_DATA_.
## start

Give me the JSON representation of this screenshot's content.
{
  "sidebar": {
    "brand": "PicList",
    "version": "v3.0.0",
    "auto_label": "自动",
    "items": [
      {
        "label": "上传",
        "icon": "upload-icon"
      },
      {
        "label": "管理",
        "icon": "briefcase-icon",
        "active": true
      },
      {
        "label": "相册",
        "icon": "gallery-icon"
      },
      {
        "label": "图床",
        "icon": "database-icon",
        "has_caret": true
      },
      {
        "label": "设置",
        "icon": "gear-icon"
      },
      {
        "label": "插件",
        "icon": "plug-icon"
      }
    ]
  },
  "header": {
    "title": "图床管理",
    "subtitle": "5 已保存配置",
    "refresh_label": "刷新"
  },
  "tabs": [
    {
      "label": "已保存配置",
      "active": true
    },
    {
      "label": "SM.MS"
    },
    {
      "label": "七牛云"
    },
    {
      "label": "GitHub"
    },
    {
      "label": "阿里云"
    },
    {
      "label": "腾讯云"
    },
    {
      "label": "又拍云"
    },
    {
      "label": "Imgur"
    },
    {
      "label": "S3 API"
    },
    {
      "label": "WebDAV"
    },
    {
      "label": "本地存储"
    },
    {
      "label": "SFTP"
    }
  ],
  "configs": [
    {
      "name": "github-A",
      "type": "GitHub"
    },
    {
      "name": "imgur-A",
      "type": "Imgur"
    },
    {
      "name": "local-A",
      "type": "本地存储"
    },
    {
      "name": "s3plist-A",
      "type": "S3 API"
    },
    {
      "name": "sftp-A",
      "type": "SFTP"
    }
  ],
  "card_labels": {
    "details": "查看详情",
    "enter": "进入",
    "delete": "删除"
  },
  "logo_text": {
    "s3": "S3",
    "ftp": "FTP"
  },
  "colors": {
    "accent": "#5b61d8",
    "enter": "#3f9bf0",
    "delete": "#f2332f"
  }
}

## end

Your answer should be one number: how many lines in the material above contain the string "icon".

6